What the exercise asks —
Without altering anything, output the material below.

The records —
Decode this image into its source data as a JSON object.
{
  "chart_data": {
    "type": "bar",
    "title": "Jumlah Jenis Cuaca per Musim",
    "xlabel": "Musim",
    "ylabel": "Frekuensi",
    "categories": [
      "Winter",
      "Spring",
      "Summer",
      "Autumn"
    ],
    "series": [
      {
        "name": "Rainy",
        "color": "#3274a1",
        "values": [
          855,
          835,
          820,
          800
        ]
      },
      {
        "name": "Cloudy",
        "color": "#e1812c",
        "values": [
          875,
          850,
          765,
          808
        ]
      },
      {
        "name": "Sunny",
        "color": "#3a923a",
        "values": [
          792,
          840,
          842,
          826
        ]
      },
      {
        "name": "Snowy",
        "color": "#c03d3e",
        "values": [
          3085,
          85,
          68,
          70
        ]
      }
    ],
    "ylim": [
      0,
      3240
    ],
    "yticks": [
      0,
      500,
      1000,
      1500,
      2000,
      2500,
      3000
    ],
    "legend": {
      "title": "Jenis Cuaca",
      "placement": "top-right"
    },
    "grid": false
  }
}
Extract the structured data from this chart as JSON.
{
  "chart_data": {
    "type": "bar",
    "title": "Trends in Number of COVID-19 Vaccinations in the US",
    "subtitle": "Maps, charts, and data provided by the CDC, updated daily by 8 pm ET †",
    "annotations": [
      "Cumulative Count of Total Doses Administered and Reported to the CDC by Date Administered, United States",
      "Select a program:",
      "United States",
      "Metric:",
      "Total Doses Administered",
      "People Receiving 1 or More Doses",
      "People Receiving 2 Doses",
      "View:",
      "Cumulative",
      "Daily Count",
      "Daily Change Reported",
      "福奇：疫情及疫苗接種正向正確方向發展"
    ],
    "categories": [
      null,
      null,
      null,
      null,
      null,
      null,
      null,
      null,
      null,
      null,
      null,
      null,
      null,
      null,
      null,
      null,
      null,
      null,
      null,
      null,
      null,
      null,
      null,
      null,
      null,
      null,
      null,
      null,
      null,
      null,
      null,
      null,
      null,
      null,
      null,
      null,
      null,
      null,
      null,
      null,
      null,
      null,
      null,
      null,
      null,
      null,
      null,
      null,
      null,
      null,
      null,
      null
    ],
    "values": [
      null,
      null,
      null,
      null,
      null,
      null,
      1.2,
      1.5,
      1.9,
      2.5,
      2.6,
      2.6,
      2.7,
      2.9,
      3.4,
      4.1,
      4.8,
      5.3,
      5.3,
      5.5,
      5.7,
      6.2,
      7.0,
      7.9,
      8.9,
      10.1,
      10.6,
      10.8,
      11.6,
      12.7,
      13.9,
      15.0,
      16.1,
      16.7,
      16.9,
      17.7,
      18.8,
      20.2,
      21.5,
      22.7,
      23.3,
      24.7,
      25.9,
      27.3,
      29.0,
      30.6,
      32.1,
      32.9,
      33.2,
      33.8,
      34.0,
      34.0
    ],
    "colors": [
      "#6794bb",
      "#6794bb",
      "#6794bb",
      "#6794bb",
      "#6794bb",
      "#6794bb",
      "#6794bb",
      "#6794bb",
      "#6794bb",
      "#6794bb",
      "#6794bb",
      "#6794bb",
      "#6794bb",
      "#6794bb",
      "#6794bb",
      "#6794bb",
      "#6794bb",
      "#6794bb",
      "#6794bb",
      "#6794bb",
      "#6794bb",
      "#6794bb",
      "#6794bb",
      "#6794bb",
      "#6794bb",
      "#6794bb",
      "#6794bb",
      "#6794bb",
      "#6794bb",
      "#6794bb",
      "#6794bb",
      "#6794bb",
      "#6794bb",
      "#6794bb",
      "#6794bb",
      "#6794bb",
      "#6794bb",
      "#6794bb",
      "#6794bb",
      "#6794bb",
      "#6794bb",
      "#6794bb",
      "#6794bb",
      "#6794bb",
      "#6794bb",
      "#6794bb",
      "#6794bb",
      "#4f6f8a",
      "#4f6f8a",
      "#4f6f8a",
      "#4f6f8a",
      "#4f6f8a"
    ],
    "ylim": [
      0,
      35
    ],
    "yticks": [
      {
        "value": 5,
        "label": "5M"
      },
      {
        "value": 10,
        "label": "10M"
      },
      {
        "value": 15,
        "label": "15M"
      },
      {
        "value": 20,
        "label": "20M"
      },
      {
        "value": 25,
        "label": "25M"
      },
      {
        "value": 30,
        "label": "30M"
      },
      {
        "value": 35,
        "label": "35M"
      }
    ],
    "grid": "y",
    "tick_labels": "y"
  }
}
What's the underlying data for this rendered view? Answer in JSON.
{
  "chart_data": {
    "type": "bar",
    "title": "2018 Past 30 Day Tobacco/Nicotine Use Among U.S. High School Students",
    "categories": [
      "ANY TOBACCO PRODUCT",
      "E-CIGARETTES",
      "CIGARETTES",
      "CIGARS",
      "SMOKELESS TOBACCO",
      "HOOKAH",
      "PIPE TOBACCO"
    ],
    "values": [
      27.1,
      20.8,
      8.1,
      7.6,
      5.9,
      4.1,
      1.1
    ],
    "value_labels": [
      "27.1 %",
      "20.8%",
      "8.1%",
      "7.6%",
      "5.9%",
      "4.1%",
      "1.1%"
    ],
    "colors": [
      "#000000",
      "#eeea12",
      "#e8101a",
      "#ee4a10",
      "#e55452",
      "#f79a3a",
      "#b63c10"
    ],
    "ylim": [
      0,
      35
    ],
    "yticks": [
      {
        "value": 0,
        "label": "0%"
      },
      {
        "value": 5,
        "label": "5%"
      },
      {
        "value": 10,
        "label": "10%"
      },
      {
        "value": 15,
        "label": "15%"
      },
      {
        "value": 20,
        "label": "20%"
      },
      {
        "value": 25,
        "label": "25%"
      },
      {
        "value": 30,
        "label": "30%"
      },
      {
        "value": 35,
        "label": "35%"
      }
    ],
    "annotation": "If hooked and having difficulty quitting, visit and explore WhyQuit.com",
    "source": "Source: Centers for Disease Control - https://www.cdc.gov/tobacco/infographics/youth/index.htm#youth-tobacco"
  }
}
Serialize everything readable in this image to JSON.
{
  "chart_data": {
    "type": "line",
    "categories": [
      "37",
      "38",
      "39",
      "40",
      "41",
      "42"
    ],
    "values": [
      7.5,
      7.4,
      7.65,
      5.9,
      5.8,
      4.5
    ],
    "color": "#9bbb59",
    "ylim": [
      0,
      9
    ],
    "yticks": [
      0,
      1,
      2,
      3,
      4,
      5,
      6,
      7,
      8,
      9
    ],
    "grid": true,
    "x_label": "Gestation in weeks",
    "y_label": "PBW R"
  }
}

Correct answer —
Decode this image into its source data as a JSON object.
{
  "chart_data": {
    "type": "bar",
    "title": "Jumlah Jenis Cuaca per Musim",
    "xlabel": "Musim",
    "ylabel": "Frekuensi",
    "categories": [
      "Winter",
      "Spring",
      "Summer",
      "Autumn"
    ],
    "series": [
      {
        "name": "Rainy",
        "color": "#3274a1",
        "values": [
          855,
          835,
          820,
          800
        ]
      },
      {
        "name": "Cloudy",
        "color": "#e1812c",
        "values": [
          875,
          850,
          765,
          808
        ]
      },
      {
        "name": "Sunny",
        "color": "#3a923a",
        "values": [
          792,
          840,
          842,
          826
        ]
      },
      {
        "name": "Snowy",
        "color": "#c03d3e",
        "values": [
          3085,
          85,
          68,
          70
        ]
      }
    ],
    "ylim": [
      0,
      3240
    ],
    "yticks": [
      0,
      500,
      1000,
      1500,
      2000,
      2500,
      3000
    ],
    "legend": {
      "title": "Jenis Cuaca",
      "placement": "top-right"
    },
    "grid": false
  }
}
Extract the structured data from this chart as JSON.
{
  "chart_data": {
    "type": "bar",
    "title": "Trends in Number of COVID-19 Vaccinations in the US",
    "subtitle": "Maps, charts, and data provided by the CDC, updated daily by 8 pm ET †",
    "annotations": [
      "Cumulative Count of Total Doses Administered and Reported to the CDC by Date Administered, United States",
      "Select a program:",
      "United States",
      "Metric:",
      "Total Doses Administered",
      "People Receiving 1 or More Doses",
      "People Receiving 2 Doses",
      "View:",
      "Cumulative",
      "Daily Count",
      "Daily Change Reported",
      "福奇：疫情及疫苗接種正向正確方向發展"
    ],
    "categories": [
      null,
      null,
      null,
      null,
      null,
      null,
      null,
      null,
      null,
      null,
      null,
      null,
      null,
      null,
      null,
      null,
      null,
      null,
      null,
      null,
      null,
      null,
      null,
      null,
      null,
      null,
      null,
      null,
      null,
      null,
      null,
      null,
      null,
      null,
      null,
      null,
      null,
      null,
      null,
      null,
      null,
      null,
      null,
      null,
      null,
      null,
      null,
      null,
      null,
      null,
      null,
      null
    ],
    "values": [
      null,
      null,
      null,
      null,
      null,
      null,
      1.2,
      1.5,
      1.9,
      2.5,
      2.6,
      2.6,
      2.7,
      2.9,
      3.4,
      4.1,
      4.8,
      5.3,
      5.3,
      5.5,
      5.7,
      6.2,
      7.0,
      7.9,
      8.9,
      10.1,
      10.6,
      10.8,
      11.6,
      12.7,
      13.9,
      15.0,
      16.1,
      16.7,
      16.9,
      17.7,
      18.8,
      20.2,
      21.5,
      22.7,
      23.3,
      24.7,
      25.9,
      27.3,
      29.0,
      30.6,
      32.1,
      32.9,
      33.2,
      33.8,
      34.0,
      34.0
    ],
    "colors": [
      "#6794bb",
      "#6794bb",
      "#6794bb",
      "#6794bb",
      "#6794bb",
      "#6794bb",
      "#6794bb",
      "#6794bb",
      "#6794bb",
      "#6794bb",
      "#6794bb",
      "#6794bb",
      "#6794bb",
      "#6794bb",
      "#6794bb",
      "#6794bb",
      "#6794bb",
      "#6794bb",
      "#6794bb",
      "#6794bb",
      "#6794bb",
      "#6794bb",
      "#6794bb",
      "#6794bb",
      "#6794bb",
      "#6794bb",
      "#6794bb",
      "#6794bb",
      "#6794bb",
      "#6794bb",
      "#6794bb",
      "#6794bb",
      "#6794bb",
      "#6794bb",
      "#6794bb",
      "#6794bb",
      "#6794bb",
      "#6794bb",
      "#6794bb",
      "#6794bb",
      "#6794bb",
      "#6794bb",
      "#6794bb",
      "#6794bb",
      "#6794bb",
      "#6794bb",
      "#6794bb",
      "#4f6f8a",
      "#4f6f8a",
      "#4f6f8a",
      "#4f6f8a",
      "#4f6f8a"
    ],
    "ylim": [
      0,
      35
    ],
    "yticks": [
      {
        "value": 5,
        "label": "5M"
      },
      {
        "value": 10,
        "label": "10M"
      },
      {
        "value": 15,
        "label": "15M"
      },
      {
        "value": 20,
        "label": "20M"
      },
      {
        "value": 25,
        "label": "25M"
      },
      {
        "value": 30,
        "label": "30M"
      },
      {
        "value": 35,
        "label": "35M"
      }
    ],
    "grid": "y",
    "tick_labels": "y"
  }
}
What's the underlying data for this rendered view? Answer in JSON.
{
  "chart_data": {
    "type": "bar",
    "title": "2018 Past 30 Day Tobacco/Nicotine Use Among U.S. High School Students",
    "categories": [
      "ANY TOBACCO PRODUCT",
      "E-CIGARETTES",
      "CIGARETTES",
      "CIGARS",
      "SMOKELESS TOBACCO",
      "HOOKAH",
      "PIPE TOBACCO"
    ],
    "values": [
      27.1,
      20.8,
      8.1,
      7.6,
      5.9,
      4.1,
      1.1
    ],
    "value_labels": [
      "27.1 %",
      "20.8%",
      "8.1%",
      "7.6%",
      "5.9%",
      "4.1%",
      "1.1%"
    ],
    "colors": [
      "#000000",
      "#eeea12",
      "#e8101a",
      "#ee4a10",
      "#e55452",
      "#f79a3a",
      "#b63c10"
    ],
    "ylim": [
      0,
      35
    ],
    "yticks": [
      {
        "value": 0,
        "label": "0%"
      },
      {
        "value": 5,
        "label": "5%"
      },
      {
        "value": 10,
        "label": "10%"
      },
      {
        "value": 15,
        "label": "15%"
      },
      {
        "value": 20,
        "label": "20%"
      },
      {
        "value": 25,
        "label": "25%"
      },
      {
        "value": 30,
        "label": "30%"
      },
      {
        "value": 35,
        "label": "35%"
      }
    ],
    "annotation": "If hooked and having difficulty quitting, visit and explore WhyQuit.com",
    "source": "Source: Centers for Disease Control - https://www.cdc.gov/tobacco/infographics/youth/index.htm#youth-tobacco"
  }
}
Serialize everything readable in this image to JSON.
{
  "chart_data": {
    "type": "line",
    "categories": [
      "37",
      "38",
      "39",
      "40",
      "41",
      "42"
    ],
    "values": [
      7.5,
      7.4,
      7.65,
      5.9,
      5.8,
      4.5
    ],
    "color": "#9bbb59",
    "ylim": [
      0,
      9
    ],
    "yticks": [
      0,
      1,
      2,
      3,
      4,
      5,
      6,
      7,
      8,
      9
    ],
    "grid": true,
    "x_label": "Gestation in weeks",
    "y_label": "PBW R"
  }
}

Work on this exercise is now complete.